Data shown:

□ □ □ □

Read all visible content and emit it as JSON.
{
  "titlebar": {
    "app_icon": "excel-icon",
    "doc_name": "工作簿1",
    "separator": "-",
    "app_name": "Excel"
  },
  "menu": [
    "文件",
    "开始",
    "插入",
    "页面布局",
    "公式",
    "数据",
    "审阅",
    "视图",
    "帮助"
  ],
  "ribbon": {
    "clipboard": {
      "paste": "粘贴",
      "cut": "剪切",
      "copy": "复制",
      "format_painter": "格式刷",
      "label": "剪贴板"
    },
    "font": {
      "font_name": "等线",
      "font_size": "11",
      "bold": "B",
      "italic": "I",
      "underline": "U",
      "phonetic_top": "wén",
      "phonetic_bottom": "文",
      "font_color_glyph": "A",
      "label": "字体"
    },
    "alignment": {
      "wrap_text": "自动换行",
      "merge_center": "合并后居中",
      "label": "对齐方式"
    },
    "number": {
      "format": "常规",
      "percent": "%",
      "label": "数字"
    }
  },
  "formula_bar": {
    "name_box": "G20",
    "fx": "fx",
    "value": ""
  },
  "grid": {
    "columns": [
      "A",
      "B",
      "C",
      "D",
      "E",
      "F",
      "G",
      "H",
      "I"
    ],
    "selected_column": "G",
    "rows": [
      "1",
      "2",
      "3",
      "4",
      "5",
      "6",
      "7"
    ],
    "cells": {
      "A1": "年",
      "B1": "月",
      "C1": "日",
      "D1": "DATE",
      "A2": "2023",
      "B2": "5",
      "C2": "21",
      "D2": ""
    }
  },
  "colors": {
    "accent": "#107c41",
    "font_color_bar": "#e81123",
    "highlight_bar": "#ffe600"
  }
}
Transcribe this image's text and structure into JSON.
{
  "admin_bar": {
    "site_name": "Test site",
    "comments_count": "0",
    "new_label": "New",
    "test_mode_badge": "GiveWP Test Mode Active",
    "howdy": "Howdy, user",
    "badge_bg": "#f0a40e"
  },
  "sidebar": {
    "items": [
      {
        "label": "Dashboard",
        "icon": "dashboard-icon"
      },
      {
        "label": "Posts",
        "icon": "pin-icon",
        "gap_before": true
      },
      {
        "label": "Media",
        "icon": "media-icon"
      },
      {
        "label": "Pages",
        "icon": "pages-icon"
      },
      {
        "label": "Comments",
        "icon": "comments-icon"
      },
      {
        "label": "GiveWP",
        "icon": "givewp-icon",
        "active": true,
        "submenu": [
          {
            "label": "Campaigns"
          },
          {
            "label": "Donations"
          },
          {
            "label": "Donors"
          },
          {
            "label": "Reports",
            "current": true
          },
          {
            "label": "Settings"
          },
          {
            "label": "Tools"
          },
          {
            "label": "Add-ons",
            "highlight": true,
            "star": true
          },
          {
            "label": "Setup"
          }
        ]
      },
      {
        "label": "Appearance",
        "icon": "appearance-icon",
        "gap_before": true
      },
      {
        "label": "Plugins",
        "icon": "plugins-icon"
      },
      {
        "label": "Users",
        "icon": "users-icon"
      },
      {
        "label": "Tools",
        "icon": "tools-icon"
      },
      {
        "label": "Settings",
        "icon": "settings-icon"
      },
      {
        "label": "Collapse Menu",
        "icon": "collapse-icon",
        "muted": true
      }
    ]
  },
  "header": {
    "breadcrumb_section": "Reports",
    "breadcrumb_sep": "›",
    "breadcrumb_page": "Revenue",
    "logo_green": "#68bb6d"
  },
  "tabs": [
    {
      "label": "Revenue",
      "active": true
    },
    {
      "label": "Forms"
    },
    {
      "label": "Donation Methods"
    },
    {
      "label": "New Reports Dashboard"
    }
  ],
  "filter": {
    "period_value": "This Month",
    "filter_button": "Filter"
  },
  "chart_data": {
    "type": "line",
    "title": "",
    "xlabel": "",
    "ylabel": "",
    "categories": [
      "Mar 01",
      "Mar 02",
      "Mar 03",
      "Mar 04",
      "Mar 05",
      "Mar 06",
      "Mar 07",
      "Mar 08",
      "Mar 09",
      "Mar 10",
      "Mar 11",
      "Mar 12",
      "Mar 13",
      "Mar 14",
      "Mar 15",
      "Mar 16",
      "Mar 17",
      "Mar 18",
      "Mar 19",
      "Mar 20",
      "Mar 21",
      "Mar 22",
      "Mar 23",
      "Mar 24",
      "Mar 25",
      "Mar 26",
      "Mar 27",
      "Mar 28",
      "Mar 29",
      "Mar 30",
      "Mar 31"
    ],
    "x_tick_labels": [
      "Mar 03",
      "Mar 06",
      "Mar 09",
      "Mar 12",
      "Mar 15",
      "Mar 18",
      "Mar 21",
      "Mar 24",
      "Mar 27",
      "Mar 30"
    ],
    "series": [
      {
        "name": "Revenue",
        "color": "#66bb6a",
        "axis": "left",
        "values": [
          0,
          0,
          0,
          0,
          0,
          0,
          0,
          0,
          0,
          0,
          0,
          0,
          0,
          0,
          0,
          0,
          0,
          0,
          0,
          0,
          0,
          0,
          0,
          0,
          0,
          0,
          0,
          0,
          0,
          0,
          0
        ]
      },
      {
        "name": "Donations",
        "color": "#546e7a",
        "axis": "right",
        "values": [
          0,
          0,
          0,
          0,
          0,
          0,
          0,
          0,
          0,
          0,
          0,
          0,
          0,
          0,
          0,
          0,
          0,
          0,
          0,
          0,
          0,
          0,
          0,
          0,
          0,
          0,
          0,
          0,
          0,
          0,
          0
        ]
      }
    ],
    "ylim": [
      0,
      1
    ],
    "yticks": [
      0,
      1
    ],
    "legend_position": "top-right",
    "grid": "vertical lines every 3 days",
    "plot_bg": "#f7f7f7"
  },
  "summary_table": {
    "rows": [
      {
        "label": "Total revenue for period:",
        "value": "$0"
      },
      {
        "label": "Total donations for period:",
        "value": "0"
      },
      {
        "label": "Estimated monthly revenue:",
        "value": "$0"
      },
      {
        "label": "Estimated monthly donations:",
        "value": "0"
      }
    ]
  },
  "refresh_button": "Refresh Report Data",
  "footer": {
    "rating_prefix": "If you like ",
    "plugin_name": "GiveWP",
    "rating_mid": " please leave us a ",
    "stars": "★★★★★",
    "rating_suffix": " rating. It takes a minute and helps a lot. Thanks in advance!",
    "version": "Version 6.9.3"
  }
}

□ □ □ □

Aim of the exercise: All of the material above needs to be retyped word for word.

Reply to the exercise:
Read all visible content and emit it as JSON.
{
  "titlebar": {
    "app_icon": "excel-icon",
    "doc_name": "工作簿1",
    "separator": "-",
    "app_name": "Excel"
  },
  "menu": [
    "文件",
    "开始",
    "插入",
    "页面布局",
    "公式",
    "数据",
    "审阅",
    "视图",
    "帮助"
  ],
  "ribbon": {
    "clipboard": {
      "paste": "粘贴",
      "cut": "剪切",
      "copy": "复制",
      "format_painter": "格式刷",
      "label": "剪贴板"
    },
    "font": {
      "font_name": "等线",
      "font_size": "11",
      "bold": "B",
      "italic": "I",
      "underline": "U",
      "phonetic_top": "wén",
      "phonetic_bottom": "文",
      "font_color_glyph": "A",
      "label": "字体"
    },
    "alignment": {
      "wrap_text": "自动换行",
      "merge_center": "合并后居中",
      "label": "对齐方式"
    },
    "number": {
      "format": "常规",
      "percent": "%",
      "label": "数字"
    }
  },
  "formula_bar": {
    "name_box": "G20",
    "fx": "fx",
    "value": ""
  },
  "grid": {
    "columns": [
      "A",
      "B",
      "C",
      "D",
      "E",
      "F",
      "G",
      "H",
      "I"
    ],
    "selected_column": "G",
    "rows": [
      "1",
      "2",
      "3",
      "4",
      "5",
      "6",
      "7"
    ],
    "cells": {
      "A1": "年",
      "B1": "月",
      "C1": "日",
      "D1": "DATE",
      "A2": "2023",
      "B2": "5",
      "C2": "21",
      "D2": ""
    }
  },
  "colors": {
    "accent": "#107c41",
    "font_color_bar": "#e81123",
    "highlight_bar": "#ffe600"
  }
}
Transcribe this image's text and structure into JSON.
{
  "admin_bar": {
    "site_name": "Test site",
    "comments_count": "0",
    "new_label": "New",
    "test_mode_badge": "GiveWP Test Mode Active",
    "howdy": "Howdy, user",
    "badge_bg": "#f0a40e"
  },
  "sidebar": {
    "items": [
      {
        "label": "Dashboard",
        "icon": "dashboard-icon"
      },
      {
        "label": "Posts",
        "icon": "pin-icon",
        "gap_before": true
      },
      {
        "label": "Media",
        "icon": "media-icon"
      },
      {
        "label": "Pages",
        "icon": "pages-icon"
      },
      {
        "label": "Comments",
        "icon": "comments-icon"
      },
      {
        "label": "GiveWP",
        "icon": "givewp-icon",
        "active": true,
        "submenu": [
          {
            "label": "Campaigns"
          },
          {
            "label": "Donations"
          },
          {
            "label": "Donors"
          },
          {
            "label": "Reports",
            "current": true
          },
          {
            "label": "Settings"
          },
          {
            "label": "Tools"
          },
          {
            "label": "Add-ons",
            "highlight": true,
            "star": true
          },
          {
            "label": "Setup"
          }
        ]
      },
      {
        "label": "Appearance",
        "icon": "appearance-icon",
        "gap_before": true
      },
      {
        "label": "Plugins",
        "icon": "plugins-icon"
      },
      {
        "label": "Users",
        "icon": "users-icon"
      },
      {
        "label": "Tools",
        "icon": "tools-icon"
      },
      {
        "label": "Settings",
        "icon": "settings-icon"
      },
      {
        "label": "Collapse Menu",
        "icon": "collapse-icon",
        "muted": true
      }
    ]
  },
  "header": {
    "breadcrumb_section": "Reports",
    "breadcrumb_sep": "›",
    "breadcrumb_page": "Revenue",
    "logo_green": "#68bb6d"
  },
  "tabs": [
    {
      "label": "Revenue",
      "active": true
    },
    {
      "label": "Forms"
    },
    {
      "label": "Donation Methods"
    },
    {
      "label": "New Reports Dashboard"
    }
  ],
  "filter": {
    "period_value": "This Month",
    "filter_button": "Filter"
  },
  "chart_data": {
    "type": "line",
    "title": "",
    "xlabel": "",
    "ylabel": "",
    "categories": [
      "Mar 01",
      "Mar 02",
      "Mar 03",
      "Mar 04",
      "Mar 05",
      "Mar 06",
      "Mar 07",
      "Mar 08",
      "Mar 09",
      "Mar 10",
      "Mar 11",
      "Mar 12",
      "Mar 13",
      "Mar 14",
      "Mar 15",
      "Mar 16",
      "Mar 17",
      "Mar 18",
      "Mar 19",
      "Mar 20",
      "Mar 21",
      "Mar 22",
      "Mar 23",
      "Mar 24",
      "Mar 25",
      "Mar 26",
      "Mar 27",
      "Mar 28",
      "Mar 29",
      "Mar 30",
      "Mar 31"
    ],
    "x_tick_labels": [
      "Mar 03",
      "Mar 06",
      "Mar 09",
      "Mar 12",
      "Mar 15",
      "Mar 18",
      "Mar 21",
      "Mar 24",
      "Mar 27",
      "Mar 30"
    ],
    "series": [
      {
        "name": "Revenue",
        "color": "#66bb6a",
        "axis": "left",
        "values": [
          0,
          0,
          0,
          0,
          0,
          0,
          0,
          0,
          0,
          0,
          0,
          0,
          0,
          0,
          0,
          0,
          0,
          0,
          0,
          0,
          0,
          0,
          0,
          0,
          0,
          0,
          0,
          0,
          0,
          0,
          0
        ]
      },
      {
        "name": "Donations",
        "color": "#546e7a",
        "axis": "right",
        "values": [
          0,
          0,
          0,
          0,
          0,
          0,
          0,
          0,
          0,
          0,
          0,
          0,
          0,
          0,
          0,
          0,
          0,
          0,
          0,
          0,
          0,
          0,
          0,
          0,
          0,
          0,
          0,
          0,
          0,
          0,
          0
        ]
      }
    ],
    "ylim": [
      0,
      1
    ],
    "yticks": [
      0,
      1
    ],
    "legend_position": "top-right",
    "grid": "vertical lines every 3 days",
    "plot_bg": "#f7f7f7"
  },
  "summary_table": {
    "rows": [
      {
        "label": "Total revenue for period:",
        "value": "$0"
      },
      {
        "label": "Total donations for period:",
        "value": "0"
      },
      {
        "label": "Estimated monthly revenue:",
        "value": "$0"
      },
      {
        "label": "Estimated monthly donations:",
        "value": "0"
      }
    ]
  },
  "refresh_button": "Refresh Report Data",
  "footer": {
    "rating_prefix": "If you like ",
    "plugin_name": "GiveWP",
    "rating_mid": " please leave us a ",
    "stars": "★★★★★",
    "rating_suffix": " rating. It takes a minute and helps a lot. Thanks in advance!",
    "version": "Version 6.9.3"
  }
}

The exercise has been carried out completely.